» Aim
Each line below that contains "inférieure" counts once; report the total and nothing more.

» Entries provided

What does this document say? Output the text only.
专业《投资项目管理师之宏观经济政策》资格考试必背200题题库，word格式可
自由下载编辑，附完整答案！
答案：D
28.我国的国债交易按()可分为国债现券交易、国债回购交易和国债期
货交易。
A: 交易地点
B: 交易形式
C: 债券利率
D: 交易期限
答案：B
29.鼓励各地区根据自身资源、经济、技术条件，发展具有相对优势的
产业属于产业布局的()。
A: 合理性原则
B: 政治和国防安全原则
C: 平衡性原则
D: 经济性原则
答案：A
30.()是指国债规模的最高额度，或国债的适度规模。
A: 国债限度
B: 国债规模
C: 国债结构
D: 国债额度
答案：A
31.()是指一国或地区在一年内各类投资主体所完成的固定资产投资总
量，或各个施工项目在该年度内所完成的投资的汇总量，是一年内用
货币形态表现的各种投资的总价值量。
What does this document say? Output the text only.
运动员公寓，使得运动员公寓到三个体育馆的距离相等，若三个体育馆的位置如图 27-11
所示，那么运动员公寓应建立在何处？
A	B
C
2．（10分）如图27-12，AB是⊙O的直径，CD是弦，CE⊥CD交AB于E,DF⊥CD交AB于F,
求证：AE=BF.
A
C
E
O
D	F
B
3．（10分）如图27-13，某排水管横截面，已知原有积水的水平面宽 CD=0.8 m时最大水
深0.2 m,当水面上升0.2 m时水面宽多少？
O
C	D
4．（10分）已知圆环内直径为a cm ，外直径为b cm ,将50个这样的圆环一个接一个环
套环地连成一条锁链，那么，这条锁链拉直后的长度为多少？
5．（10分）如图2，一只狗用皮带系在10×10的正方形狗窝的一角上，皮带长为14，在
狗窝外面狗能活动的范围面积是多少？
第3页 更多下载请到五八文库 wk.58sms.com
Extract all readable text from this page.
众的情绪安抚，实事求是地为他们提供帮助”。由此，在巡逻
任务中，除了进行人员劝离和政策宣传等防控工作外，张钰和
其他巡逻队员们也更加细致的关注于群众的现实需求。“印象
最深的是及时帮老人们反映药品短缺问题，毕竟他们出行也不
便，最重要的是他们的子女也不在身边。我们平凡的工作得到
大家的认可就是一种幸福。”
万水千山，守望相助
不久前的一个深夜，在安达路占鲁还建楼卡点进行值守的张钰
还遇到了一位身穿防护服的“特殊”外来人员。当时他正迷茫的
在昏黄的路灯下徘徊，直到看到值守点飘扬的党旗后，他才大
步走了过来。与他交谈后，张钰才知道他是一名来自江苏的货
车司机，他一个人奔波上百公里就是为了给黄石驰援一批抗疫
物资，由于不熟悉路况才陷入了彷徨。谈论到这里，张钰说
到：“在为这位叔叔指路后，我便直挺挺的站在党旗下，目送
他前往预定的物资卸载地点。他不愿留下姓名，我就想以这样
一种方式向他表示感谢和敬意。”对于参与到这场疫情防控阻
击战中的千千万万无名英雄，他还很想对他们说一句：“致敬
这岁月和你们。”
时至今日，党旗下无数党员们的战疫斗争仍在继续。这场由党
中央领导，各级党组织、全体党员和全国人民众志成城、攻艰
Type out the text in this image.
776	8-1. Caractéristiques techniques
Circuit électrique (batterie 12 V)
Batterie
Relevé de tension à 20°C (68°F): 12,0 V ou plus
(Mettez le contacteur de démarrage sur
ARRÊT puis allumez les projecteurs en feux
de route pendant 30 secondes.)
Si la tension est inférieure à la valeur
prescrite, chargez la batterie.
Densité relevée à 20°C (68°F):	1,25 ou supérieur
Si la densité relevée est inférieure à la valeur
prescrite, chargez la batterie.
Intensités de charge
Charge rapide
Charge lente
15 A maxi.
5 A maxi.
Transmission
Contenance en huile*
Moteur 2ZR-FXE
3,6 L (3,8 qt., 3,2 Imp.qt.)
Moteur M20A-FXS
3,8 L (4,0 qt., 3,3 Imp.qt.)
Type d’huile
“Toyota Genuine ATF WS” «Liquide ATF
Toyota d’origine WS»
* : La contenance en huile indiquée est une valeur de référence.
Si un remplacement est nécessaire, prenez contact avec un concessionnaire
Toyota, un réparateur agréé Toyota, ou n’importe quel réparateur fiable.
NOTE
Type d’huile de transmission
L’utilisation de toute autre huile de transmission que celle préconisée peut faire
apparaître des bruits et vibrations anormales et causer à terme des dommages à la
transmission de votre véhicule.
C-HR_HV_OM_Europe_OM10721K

» Answer in full
2